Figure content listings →
--- Start ---

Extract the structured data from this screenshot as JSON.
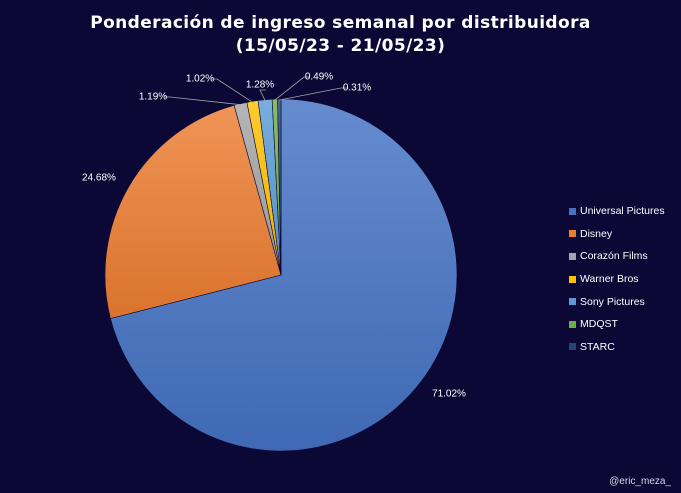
{
  "title_line1": "Ponderación de ingreso semanal por distribuidora",
  "title_line2": "(15/05/23 - 21/05/23)",
  "credit": "@eric_meza_",
  "chart_data": {
    "type": "pie",
    "title": "Ponderación de ingreso semanal por distribuidora (15/05/23 - 21/05/23)",
    "legend_position": "right",
    "start": "12 o'clock, clockwise",
    "slices": [
      {
        "label": "Universal Pictures",
        "value": 71.02,
        "value_label": "71.02%",
        "color": "#4472c4"
      },
      {
        "label": "Disney",
        "value": 24.68,
        "value_label": "24.68%",
        "color": "#ed7d31"
      },
      {
        "label": "Corazón Films",
        "value": 1.19,
        "value_label": "1.19%",
        "color": "#a5a5a5"
      },
      {
        "label": "Warner Bros",
        "value": 1.02,
        "value_label": "1.02%",
        "color": "#ffc000"
      },
      {
        "label": "Sony Pictures",
        "value": 1.28,
        "value_label": "1.28%",
        "color": "#5b9bd5"
      },
      {
        "label": "MDQST",
        "value": 0.49,
        "value_label": "0.49%",
        "color": "#70ad47"
      },
      {
        "label": "STARC",
        "value": 0.31,
        "value_label": "0.31%",
        "color": "#264478"
      }
    ]
  }
}
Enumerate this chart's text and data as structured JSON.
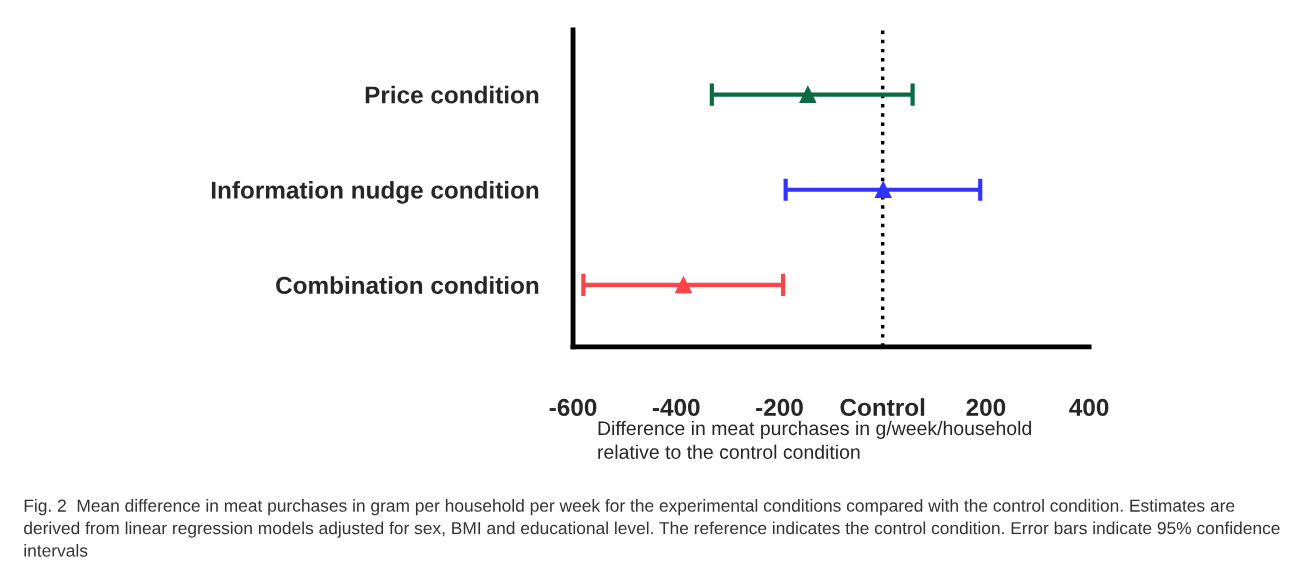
{
  "chart_data": {
    "type": "scatter",
    "orientation": "horizontal",
    "categories": [
      "Price condition",
      "Information nudge condition",
      "Combination condition"
    ],
    "values": [
      -145,
      1,
      -386
    ],
    "errors": [
      [
        -331,
        58
      ],
      [
        -188,
        189
      ],
      [
        -580,
        -193
      ]
    ],
    "colors": [
      "#0b6b45",
      "#3333ff",
      "#ff4444"
    ],
    "marker": "triangle",
    "xlim": [
      -600,
      400
    ],
    "xticks": [
      -600,
      -400,
      -200,
      {
        "value": 0,
        "label": "Control"
      },
      200,
      400
    ],
    "xlabel": "Difference in meat purchases in g/week/household\nrelative to the control condition",
    "ref_lines": [
      {
        "axis": "x",
        "value": 0,
        "label": null,
        "color": "#000000",
        "line_style": "dotted"
      }
    ],
    "grid": false,
    "annotations": [
      "Fig. 2  Mean difference in meat purchases in gram per household per week for the experimental conditions compared with the control condition. Estimates are derived from linear regression models adjusted for sex, BMI and educational level. The reference indicates the control condition. Error bars indicate 95% confidence intervals"
    ]
  }
}
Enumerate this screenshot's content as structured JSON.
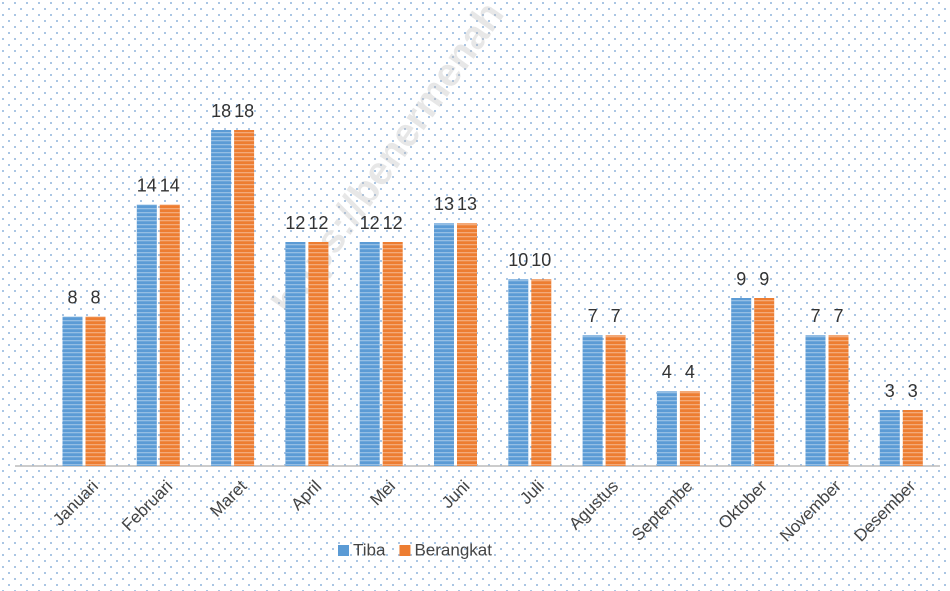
{
  "chart_data": {
    "type": "bar",
    "watermark": "https://benermenah",
    "categories": [
      "Januari",
      "Februari",
      "Maret",
      "April",
      "Mei",
      "Juni",
      "Juli",
      "Agustus",
      "Septembe",
      "Oktober",
      "November",
      "Desember"
    ],
    "series": [
      {
        "name": "Tiba",
        "color": "#5b9bd5",
        "values": [
          8,
          14,
          18,
          12,
          12,
          13,
          10,
          7,
          4,
          9,
          7,
          3
        ]
      },
      {
        "name": "Berangkat",
        "color": "#ed7d31",
        "values": [
          8,
          14,
          18,
          12,
          12,
          13,
          10,
          7,
          4,
          9,
          7,
          3
        ]
      }
    ],
    "legend": "bottom"
  }
}
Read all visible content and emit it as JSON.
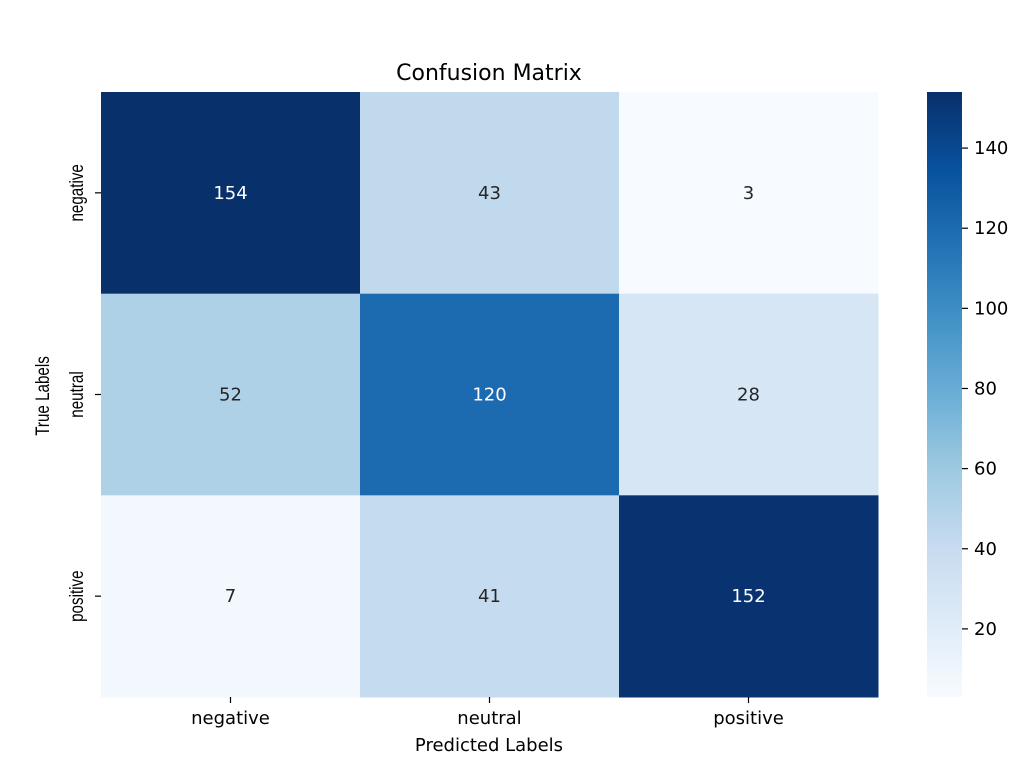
{
  "chart_data": {
    "type": "heatmap",
    "title": "Confusion Matrix",
    "xlabel": "Predicted Labels",
    "ylabel": "True Labels",
    "x_categories": [
      "negative",
      "neutral",
      "positive"
    ],
    "y_categories": [
      "negative",
      "neutral",
      "positive"
    ],
    "values": [
      [
        154,
        43,
        3
      ],
      [
        52,
        120,
        28
      ],
      [
        7,
        41,
        152
      ]
    ],
    "colorbar": {
      "colormap": "Blues",
      "range": [
        3,
        154
      ],
      "ticks": [
        20,
        40,
        60,
        80,
        100,
        120,
        140
      ],
      "tick_labels": [
        "20",
        "40",
        "60",
        "80",
        "100",
        "120",
        "140"
      ]
    },
    "colors": {
      "low": "#f7fbff",
      "high": "#08306b",
      "text_dark": "#262626",
      "text_light": "#ffffff"
    }
  }
}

--- End ---

Pictures are to be left out; repeat all the remaining data exactly.

Answer to this exercise →
Extract the structured data from this screenshot as JSON.
{
  "title_line1": "Ponderación de ingreso semanal por distribuidora",
  "title_line2": "(15/05/23 - 21/05/23)",
  "credit": "@eric_meza_",
  "chart_data": {
    "type": "pie",
    "title": "Ponderación de ingreso semanal por distribuidora (15/05/23 - 21/05/23)",
    "legend_position": "right",
    "start": "12 o'clock, clockwise",
    "slices": [
      {
        "label": "Universal Pictures",
        "value": 71.02,
        "value_label": "71.02%",
        "color": "#4472c4"
      },
      {
        "label": "Disney",
        "value": 24.68,
        "value_label": "24.68%",
        "color": "#ed7d31"
      },
      {
        "label": "Corazón Films",
        "value": 1.19,
        "value_label": "1.19%",
        "color": "#a5a5a5"
      },
      {
        "label": "Warner Bros",
        "value": 1.02,
        "value_label": "1.02%",
        "color": "#ffc000"
      },
      {
        "label": "Sony Pictures",
        "value": 1.28,
        "value_label": "1.28%",
        "color": "#5b9bd5"
      },
      {
        "label": "MDQST",
        "value": 0.49,
        "value_label": "0.49%",
        "color": "#70ad47"
      },
      {
        "label": "STARC",
        "value": 0.31,
        "value_label": "0.31%",
        "color": "#264478"
      }
    ]
  }
}
Enumerate this chart's text and data as structured JSON.
{
  "chart_data": {
    "type": "scatter",
    "orientation": "horizontal",
    "categories": [
      "Price condition",
      "Information nudge condition",
      "Combination condition"
    ],
    "values": [
      -145,
      1,
      -386
    ],
    "errors": [
      [
        -331,
        58
      ],
      [
        -188,
        189
      ],
      [
        -580,
        -193
      ]
    ],
    "colors": [
      "#0b6b45",
      "#3333ff",
      "#ff4444"
    ],
    "marker": "triangle",
    "xlim": [
      -600,
      400
    ],
    "xticks": [
      -600,
      -400,
      -200,
      {
        "value": 0,
        "label": "Control"
      },
      200,
      400
    ],
    "xlabel": "Difference in meat purchases in g/week/household\nrelative to the control condition",
    "ref_lines": [
      {
        "axis": "x",
        "value": 0,
        "label": null,
        "color": "#000000",
        "line_style": "dotted"
      }
    ],
    "grid": false,
    "annotations": [
      "Fig. 2  Mean difference in meat purchases in gram per household per week for the experimental conditions compared with the control condition. Estimates are derived from linear regression models adjusted for sex, BMI and educational level. The reference indicates the control condition. Error bars indicate 95% confidence intervals"
    ]
  }
}
Enumerate this screenshot's content as structured JSON.
{
  "chart_data": {
    "type": "bar",
    "watermark": "https://benermenah",
    "categories": [
      "Januari",
      "Februari",
      "Maret",
      "April",
      "Mei",
      "Juni",
      "Juli",
      "Agustus",
      "Septembe",
      "Oktober",
      "November",
      "Desember"
    ],
    "series": [
      {
        "name": "Tiba",
        "color": "#5b9bd5",
        "values": [
          8,
          14,
          18,
          12,
          12,
          13,
          10,
          7,
          4,
          9,
          7,
          3
        ]
      },
      {
        "name": "Berangkat",
        "color": "#ed7d31",
        "values": [
          8,
          14,
          18,
          12,
          12,
          13,
          10,
          7,
          4,
          9,
          7,
          3
        ]
      }
    ],
    "legend": "bottom"
  }
}
Read all visible content and emit it as JSON.
{
  "chart_data": {
    "type": "heatmap",
    "title": "Confusion Matrix",
    "xlabel": "Predicted Labels",
    "ylabel": "True Labels",
    "x_categories": [
      "negative",
      "neutral",
      "positive"
    ],
    "y_categories": [
      "negative",
      "neutral",
      "positive"
    ],
    "values": [
      [
        154,
        43,
        3
      ],
      [
        52,
        120,
        28
      ],
      [
        7,
        41,
        152
      ]
    ],
    "colorbar": {
      "colormap": "Blues",
      "range": [
        3,
        154
      ],
      "ticks": [
        20,
        40,
        60,
        80,
        100,
        120,
        140
      ],
      "tick_labels": [
        "20",
        "40",
        "60",
        "80",
        "100",
        "120",
        "140"
      ]
    },
    "colors": {
      "low": "#f7fbff",
      "high": "#08306b",
      "text_dark": "#262626",
      "text_light": "#ffffff"
    }
  }
}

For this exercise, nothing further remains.